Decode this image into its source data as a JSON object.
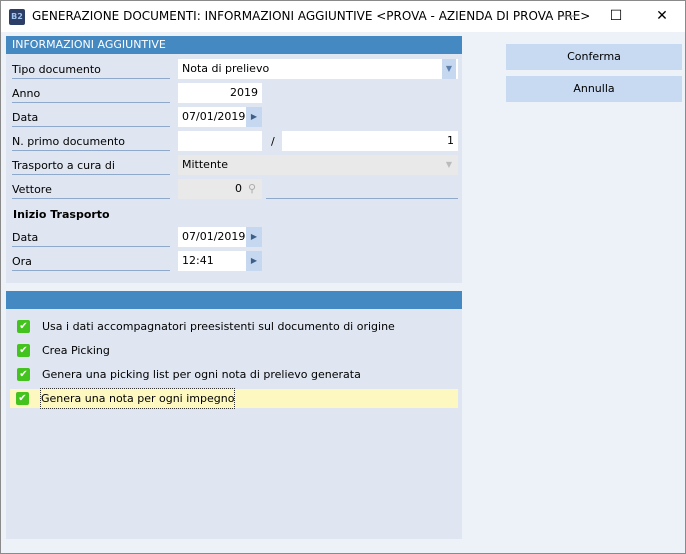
{
  "window": {
    "title": "GENERAZIONE DOCUMENTI: INFORMAZIONI AGGIUNTIVE <PROVA - AZIENDA DI PROVA PRE>",
    "icon_text": "B2"
  },
  "panel1": {
    "header": "INFORMAZIONI AGGIUNTIVE",
    "tipo_documento": {
      "label": "Tipo documento",
      "value": "Nota di prelievo"
    },
    "anno": {
      "label": "Anno",
      "value": "2019"
    },
    "data": {
      "label": "Data",
      "value": "07/01/2019"
    },
    "n_primo": {
      "label": "N. primo documento",
      "value": "",
      "separator": "/",
      "number": "1"
    },
    "trasporto": {
      "label": "Trasporto a cura di",
      "value": "Mittente"
    },
    "vettore": {
      "label": "Vettore",
      "value": "0"
    },
    "inizio_title": "Inizio Trasporto",
    "inizio_data": {
      "label": "Data",
      "value": "07/01/2019"
    },
    "inizio_ora": {
      "label": "Ora",
      "value": "12:41"
    }
  },
  "options": [
    {
      "label": "Usa i dati accompagnatori preesistenti sul documento di origine",
      "checked": true
    },
    {
      "label": "Crea Picking",
      "checked": true
    },
    {
      "label": "Genera una picking list per ogni nota di prelievo generata",
      "checked": true
    },
    {
      "label": "Genera una nota per ogni impegno",
      "checked": true
    }
  ],
  "buttons": {
    "confirm": "Conferma",
    "cancel": "Annulla"
  },
  "colors": {
    "header": "#4589c2",
    "checkbox": "#44c31f",
    "highlight": "#fdf8c0",
    "button": "#c7daf2"
  }
}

----

### [EXERCISE]
Without the pictures, return the entries exactly as they appear.

### [SOLUTION FOR THIS PROBLEM]
Decode this image into its source data as a JSON object.
{
  "window": {
    "title": "GENERAZIONE DOCUMENTI: INFORMAZIONI AGGIUNTIVE <PROVA - AZIENDA DI PROVA PRE>",
    "icon_text": "B2"
  },
  "panel1": {
    "header": "INFORMAZIONI AGGIUNTIVE",
    "tipo_documento": {
      "label": "Tipo documento",
      "value": "Nota di prelievo"
    },
    "anno": {
      "label": "Anno",
      "value": "2019"
    },
    "data": {
      "label": "Data",
      "value": "07/01/2019"
    },
    "n_primo": {
      "label": "N. primo documento",
      "value": "",
      "separator": "/",
      "number": "1"
    },
    "trasporto": {
      "label": "Trasporto a cura di",
      "value": "Mittente"
    },
    "vettore": {
      "label": "Vettore",
      "value": "0"
    },
    "inizio_title": "Inizio Trasporto",
    "inizio_data": {
      "label": "Data",
      "value": "07/01/2019"
    },
    "inizio_ora": {
      "label": "Ora",
      "value": "12:41"
    }
  },
  "options": [
    {
      "label": "Usa i dati accompagnatori preesistenti sul documento di origine",
      "checked": true
    },
    {
      "label": "Crea Picking",
      "checked": true
    },
    {
      "label": "Genera una picking list per ogni nota di prelievo generata",
      "checked": true
    },
    {
      "label": "Genera una nota per ogni impegno",
      "checked": true
    }
  ],
  "buttons": {
    "confirm": "Conferma",
    "cancel": "Annulla"
  },
  "colors": {
    "header": "#4589c2",
    "checkbox": "#44c31f",
    "highlight": "#fdf8c0",
    "button": "#c7daf2"
  }
}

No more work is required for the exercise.